# BRIEF:
Which lines below hold the word "this"? Copy all of them.

# Dataset rows about figures:
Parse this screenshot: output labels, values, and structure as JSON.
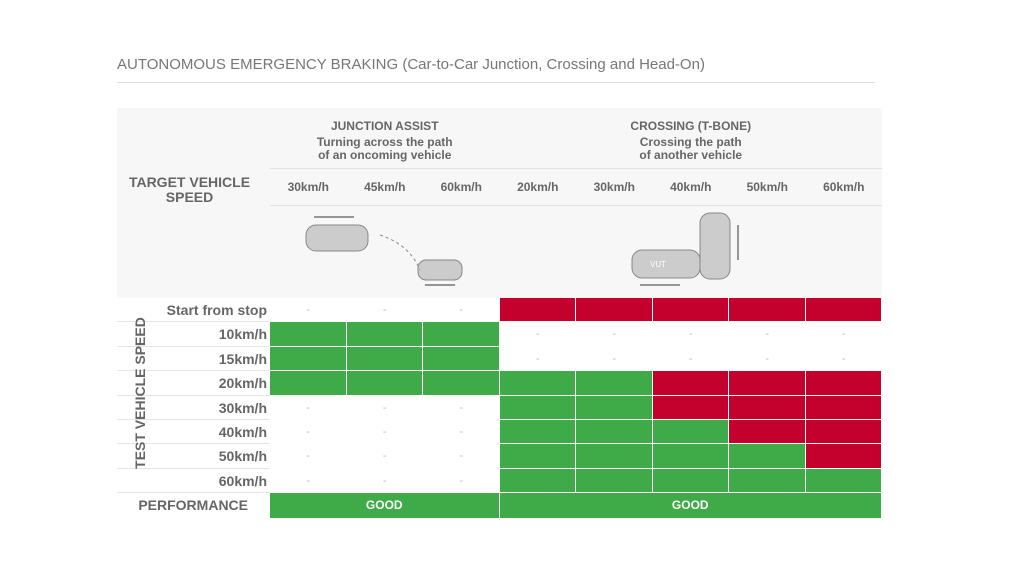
{
  "title": "AUTONOMOUS EMERGENCY BRAKING (Car-to-Car Junction, Crossing and Head-On)",
  "target_label": [
    "TARGET VEHICLE",
    "SPEED"
  ],
  "test_label": "TEST VEHICLE SPEED",
  "groups": [
    {
      "title": "JUNCTION ASSIST",
      "subtitle": [
        "Turning across the path",
        "of an oncoming vehicle"
      ],
      "columns": [
        "30km/h",
        "45km/h",
        "60km/h"
      ],
      "performance": "GOOD",
      "performance_color": "#3fab48"
    },
    {
      "title": "CROSSING (T-BONE)",
      "subtitle": [
        "Crossing the path",
        "of another vehicle"
      ],
      "columns": [
        "20km/h",
        "30km/h",
        "40km/h",
        "50km/h",
        "60km/h"
      ],
      "performance": "GOOD",
      "performance_color": "#3fab48"
    }
  ],
  "car_label": "VUT",
  "rows": [
    {
      "label": "Start from stop",
      "cells": [
        "-",
        "-",
        "-",
        "#c4002d",
        "#c4002d",
        "#c4002d",
        "#c4002d",
        "#c4002d"
      ]
    },
    {
      "label": "10km/h",
      "cells": [
        "#3fab48",
        "#3fab48",
        "#3fab48",
        "-",
        "-",
        "-",
        "-",
        "-"
      ]
    },
    {
      "label": "15km/h",
      "cells": [
        "#3fab48",
        "#3fab48",
        "#3fab48",
        "-",
        "-",
        "-",
        "-",
        "-"
      ]
    },
    {
      "label": "20km/h",
      "cells": [
        "#3fab48",
        "#3fab48",
        "#3fab48",
        "#3fab48",
        "#3fab48",
        "#c4002d",
        "#c4002d",
        "#c4002d"
      ]
    },
    {
      "label": "30km/h",
      "cells": [
        "-",
        "-",
        "-",
        "#3fab48",
        "#3fab48",
        "#c4002d",
        "#c4002d",
        "#c4002d"
      ]
    },
    {
      "label": "40km/h",
      "cells": [
        "-",
        "-",
        "-",
        "#3fab48",
        "#3fab48",
        "#3fab48",
        "#c4002d",
        "#c4002d"
      ]
    },
    {
      "label": "50km/h",
      "cells": [
        "-",
        "-",
        "-",
        "#3fab48",
        "#3fab48",
        "#3fab48",
        "#3fab48",
        "#c4002d"
      ]
    },
    {
      "label": "60km/h",
      "cells": [
        "-",
        "-",
        "-",
        "#3fab48",
        "#3fab48",
        "#3fab48",
        "#3fab48",
        "#3fab48"
      ]
    }
  ],
  "performance_label": "PERFORMANCE"
}
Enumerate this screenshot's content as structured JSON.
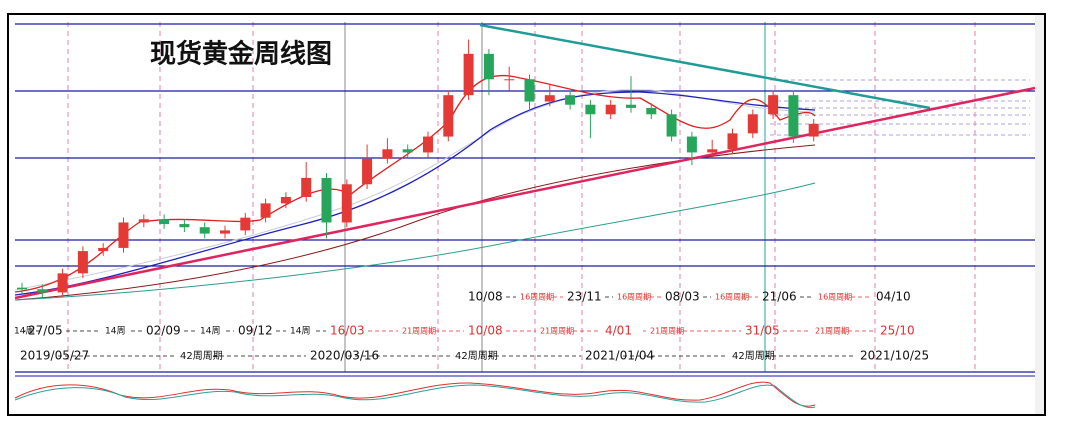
{
  "chart_data": {
    "type": "candlestick",
    "title": "现货黄金周线图",
    "up_color": "#e53935",
    "down_color": "#26a65b",
    "ylim": [
      1030,
      2130
    ],
    "open": [
      1295,
      1290,
      1280,
      1340,
      1410,
      1420,
      1500,
      1510,
      1495,
      1485,
      1465,
      1475,
      1515,
      1560,
      1580,
      1640,
      1500,
      1620,
      1700,
      1730,
      1720,
      1770,
      1900,
      2030,
      1950,
      1950,
      1880,
      1900,
      1870,
      1840,
      1870,
      1860,
      1840,
      1770,
      1720,
      1730,
      1780,
      1840,
      1900,
      1770
    ],
    "high": [
      1310,
      1305,
      1355,
      1425,
      1435,
      1515,
      1525,
      1525,
      1510,
      1500,
      1490,
      1530,
      1575,
      1595,
      1690,
      1655,
      1635,
      1745,
      1765,
      1745,
      1785,
      1915,
      2075,
      2045,
      1990,
      1965,
      1935,
      1915,
      1885,
      1885,
      1960,
      1875,
      1855,
      1785,
      1760,
      1795,
      1855,
      1915,
      1915,
      1825
    ],
    "low": [
      1275,
      1265,
      1265,
      1325,
      1395,
      1405,
      1485,
      1480,
      1470,
      1450,
      1450,
      1460,
      1500,
      1545,
      1565,
      1450,
      1485,
      1605,
      1685,
      1705,
      1705,
      1755,
      1885,
      1900,
      1915,
      1850,
      1865,
      1855,
      1765,
      1825,
      1845,
      1825,
      1755,
      1680,
      1705,
      1715,
      1765,
      1825,
      1750,
      1755
    ],
    "close": [
      1290,
      1280,
      1340,
      1410,
      1420,
      1500,
      1510,
      1495,
      1485,
      1465,
      1475,
      1515,
      1560,
      1580,
      1640,
      1500,
      1620,
      1700,
      1730,
      1720,
      1770,
      1900,
      2030,
      1950,
      1950,
      1880,
      1900,
      1870,
      1840,
      1870,
      1860,
      1840,
      1770,
      1720,
      1730,
      1780,
      1840,
      1900,
      1770,
      1810
    ],
    "annotations": {
      "row1": [
        "10/08",
        "16周周期",
        "23/11",
        "16周周期",
        "08/03",
        "16周周期",
        "21/06",
        "16周周期",
        "04/10"
      ],
      "row2": [
        "14周",
        "27/05",
        "14周",
        "02/09",
        "14周",
        "09/12",
        "14周",
        "16/03",
        "21周周期",
        "10/08",
        "21周周期",
        "4/01",
        "21周周期",
        "31/05",
        "21周周期",
        "25/10"
      ],
      "row3": [
        "2019/05/27",
        "42周周期",
        "2020/03/16",
        "42周周期",
        "2021/01/04",
        "42周周期",
        "2021/10/25"
      ]
    }
  }
}
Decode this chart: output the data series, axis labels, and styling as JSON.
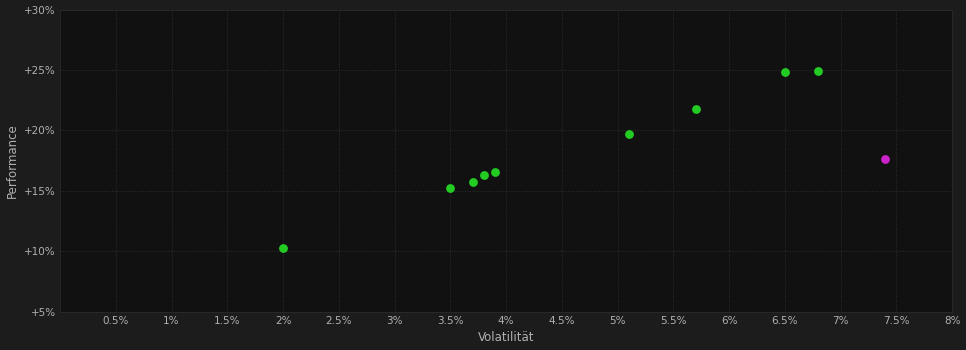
{
  "background_color": "#1c1c1c",
  "plot_bg_color": "#111111",
  "grid_color": "#2e2e2e",
  "text_color": "#b0b0b0",
  "xlabel": "Volatilität",
  "ylabel": "Performance",
  "xlim": [
    0.0,
    0.08
  ],
  "ylim": [
    0.05,
    0.3
  ],
  "xticks": [
    0.005,
    0.01,
    0.015,
    0.02,
    0.025,
    0.03,
    0.035,
    0.04,
    0.045,
    0.05,
    0.055,
    0.06,
    0.065,
    0.07,
    0.075,
    0.08
  ],
  "yticks": [
    0.05,
    0.1,
    0.15,
    0.2,
    0.25,
    0.3
  ],
  "green_points": [
    [
      0.02,
      0.103
    ],
    [
      0.035,
      0.152
    ],
    [
      0.037,
      0.157
    ],
    [
      0.038,
      0.163
    ],
    [
      0.039,
      0.166
    ],
    [
      0.051,
      0.197
    ],
    [
      0.057,
      0.218
    ],
    [
      0.065,
      0.248
    ],
    [
      0.068,
      0.249
    ]
  ],
  "magenta_points": [
    [
      0.074,
      0.176
    ]
  ],
  "green_color": "#22cc22",
  "magenta_color": "#cc22cc",
  "marker_size": 40
}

# REPLY:
Parse this screenshot: output labels, values, and structure as JSON.
Enumerate this screenshot's content as structured JSON.
Decode this chart: output the data series, axis labels, and styling as JSON.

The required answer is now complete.